§ To do
Reproduce every entry exactly as shown.

§ Some records
----------------------------------------

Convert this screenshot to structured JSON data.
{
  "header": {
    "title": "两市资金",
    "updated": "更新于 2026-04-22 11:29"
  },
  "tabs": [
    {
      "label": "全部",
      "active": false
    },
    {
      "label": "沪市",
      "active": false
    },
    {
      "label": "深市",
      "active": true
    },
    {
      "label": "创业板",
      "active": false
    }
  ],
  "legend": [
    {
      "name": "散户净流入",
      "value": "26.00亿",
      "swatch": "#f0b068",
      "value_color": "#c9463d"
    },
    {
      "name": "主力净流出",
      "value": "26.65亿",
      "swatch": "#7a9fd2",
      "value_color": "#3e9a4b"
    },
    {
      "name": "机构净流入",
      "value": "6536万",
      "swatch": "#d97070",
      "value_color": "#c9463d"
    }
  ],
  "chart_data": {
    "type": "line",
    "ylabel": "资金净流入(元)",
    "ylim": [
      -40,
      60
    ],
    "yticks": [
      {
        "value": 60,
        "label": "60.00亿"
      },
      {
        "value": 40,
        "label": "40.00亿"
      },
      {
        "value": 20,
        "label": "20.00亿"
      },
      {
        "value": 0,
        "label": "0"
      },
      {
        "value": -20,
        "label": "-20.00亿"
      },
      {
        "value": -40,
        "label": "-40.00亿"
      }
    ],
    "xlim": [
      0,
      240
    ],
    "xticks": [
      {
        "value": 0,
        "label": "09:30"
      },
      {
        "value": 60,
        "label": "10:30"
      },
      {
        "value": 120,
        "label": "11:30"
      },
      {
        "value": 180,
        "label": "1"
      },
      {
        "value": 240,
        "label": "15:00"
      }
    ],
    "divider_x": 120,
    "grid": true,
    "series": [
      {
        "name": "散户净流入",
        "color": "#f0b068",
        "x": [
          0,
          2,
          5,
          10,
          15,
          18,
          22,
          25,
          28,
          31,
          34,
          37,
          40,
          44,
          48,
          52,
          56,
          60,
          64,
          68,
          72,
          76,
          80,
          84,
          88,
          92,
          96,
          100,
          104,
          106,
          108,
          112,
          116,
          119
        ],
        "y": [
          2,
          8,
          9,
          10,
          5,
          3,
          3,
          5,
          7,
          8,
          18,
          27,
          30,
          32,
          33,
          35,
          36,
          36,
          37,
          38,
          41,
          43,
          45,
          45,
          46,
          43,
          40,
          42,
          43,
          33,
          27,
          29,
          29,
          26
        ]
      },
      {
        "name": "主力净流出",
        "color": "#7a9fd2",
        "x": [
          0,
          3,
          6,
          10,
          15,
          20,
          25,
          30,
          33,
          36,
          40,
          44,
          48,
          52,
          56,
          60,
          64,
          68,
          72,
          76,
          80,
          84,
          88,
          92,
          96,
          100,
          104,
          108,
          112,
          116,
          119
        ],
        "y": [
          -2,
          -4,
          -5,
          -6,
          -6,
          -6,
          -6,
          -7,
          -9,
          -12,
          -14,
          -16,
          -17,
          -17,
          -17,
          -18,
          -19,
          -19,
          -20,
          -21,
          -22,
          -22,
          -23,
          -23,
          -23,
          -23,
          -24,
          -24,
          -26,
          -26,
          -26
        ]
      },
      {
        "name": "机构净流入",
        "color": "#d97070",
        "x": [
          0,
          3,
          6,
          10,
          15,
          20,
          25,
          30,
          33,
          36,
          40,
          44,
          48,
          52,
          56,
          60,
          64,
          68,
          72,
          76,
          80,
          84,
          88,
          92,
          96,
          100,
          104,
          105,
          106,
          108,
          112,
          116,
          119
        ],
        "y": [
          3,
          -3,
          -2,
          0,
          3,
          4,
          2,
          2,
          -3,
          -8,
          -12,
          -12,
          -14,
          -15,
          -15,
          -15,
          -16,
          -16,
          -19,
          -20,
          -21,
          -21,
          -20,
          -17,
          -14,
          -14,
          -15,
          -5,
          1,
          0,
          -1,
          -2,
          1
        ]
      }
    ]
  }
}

----------------------------------------

§ Task output
Convert this screenshot to structured JSON data.
{
  "header": {
    "title": "两市资金",
    "updated": "更新于 2026-04-22 11:29"
  },
  "tabs": [
    {
      "label": "全部",
      "active": false
    },
    {
      "label": "沪市",
      "active": false
    },
    {
      "label": "深市",
      "active": true
    },
    {
      "label": "创业板",
      "active": false
    }
  ],
  "legend": [
    {
      "name": "散户净流入",
      "value": "26.00亿",
      "swatch": "#f0b068",
      "value_color": "#c9463d"
    },
    {
      "name": "主力净流出",
      "value": "26.65亿",
      "swatch": "#7a9fd2",
      "value_color": "#3e9a4b"
    },
    {
      "name": "机构净流入",
      "value": "6536万",
      "swatch": "#d97070",
      "value_color": "#c9463d"
    }
  ],
  "chart_data": {
    "type": "line",
    "ylabel": "资金净流入(元)",
    "ylim": [
      -40,
      60
    ],
    "yticks": [
      {
        "value": 60,
        "label": "60.00亿"
      },
      {
        "value": 40,
        "label": "40.00亿"
      },
      {
        "value": 20,
        "label": "20.00亿"
      },
      {
        "value": 0,
        "label": "0"
      },
      {
        "value": -20,
        "label": "-20.00亿"
      },
      {
        "value": -40,
        "label": "-40.00亿"
      }
    ],
    "xlim": [
      0,
      240
    ],
    "xticks": [
      {
        "value": 0,
        "label": "09:30"
      },
      {
        "value": 60,
        "label": "10:30"
      },
      {
        "value": 120,
        "label": "11:30"
      },
      {
        "value": 180,
        "label": "1"
      },
      {
        "value": 240,
        "label": "15:00"
      }
    ],
    "divider_x": 120,
    "grid": true,
    "series": [
      {
        "name": "散户净流入",
        "color": "#f0b068",
        "x": [
          0,
          2,
          5,
          10,
          15,
          18,
          22,
          25,
          28,
          31,
          34,
          37,
          40,
          44,
          48,
          52,
          56,
          60,
          64,
          68,
          72,
          76,
          80,
          84,
          88,
          92,
          96,
          100,
          104,
          106,
          108,
          112,
          116,
          119
        ],
        "y": [
          2,
          8,
          9,
          10,
          5,
          3,
          3,
          5,
          7,
          8,
          18,
          27,
          30,
          32,
          33,
          35,
          36,
          36,
          37,
          38,
          41,
          43,
          45,
          45,
          46,
          43,
          40,
          42,
          43,
          33,
          27,
          29,
          29,
          26
        ]
      },
      {
        "name": "主力净流出",
        "color": "#7a9fd2",
        "x": [
          0,
          3,
          6,
          10,
          15,
          20,
          25,
          30,
          33,
          36,
          40,
          44,
          48,
          52,
          56,
          60,
          64,
          68,
          72,
          76,
          80,
          84,
          88,
          92,
          96,
          100,
          104,
          108,
          112,
          116,
          119
        ],
        "y": [
          -2,
          -4,
          -5,
          -6,
          -6,
          -6,
          -6,
          -7,
          -9,
          -12,
          -14,
          -16,
          -17,
          -17,
          -17,
          -18,
          -19,
          -19,
          -20,
          -21,
          -22,
          -22,
          -23,
          -23,
          -23,
          -23,
          -24,
          -24,
          -26,
          -26,
          -26
        ]
      },
      {
        "name": "机构净流入",
        "color": "#d97070",
        "x": [
          0,
          3,
          6,
          10,
          15,
          20,
          25,
          30,
          33,
          36,
          40,
          44,
          48,
          52,
          56,
          60,
          64,
          68,
          72,
          76,
          80,
          84,
          88,
          92,
          96,
          100,
          104,
          105,
          106,
          108,
          112,
          116,
          119
        ],
        "y": [
          3,
          -3,
          -2,
          0,
          3,
          4,
          2,
          2,
          -3,
          -8,
          -12,
          -12,
          -14,
          -15,
          -15,
          -15,
          -16,
          -16,
          -19,
          -20,
          -21,
          -21,
          -20,
          -17,
          -14,
          -14,
          -15,
          -5,
          1,
          0,
          -1,
          -2,
          1
        ]
      }
    ]
  }
}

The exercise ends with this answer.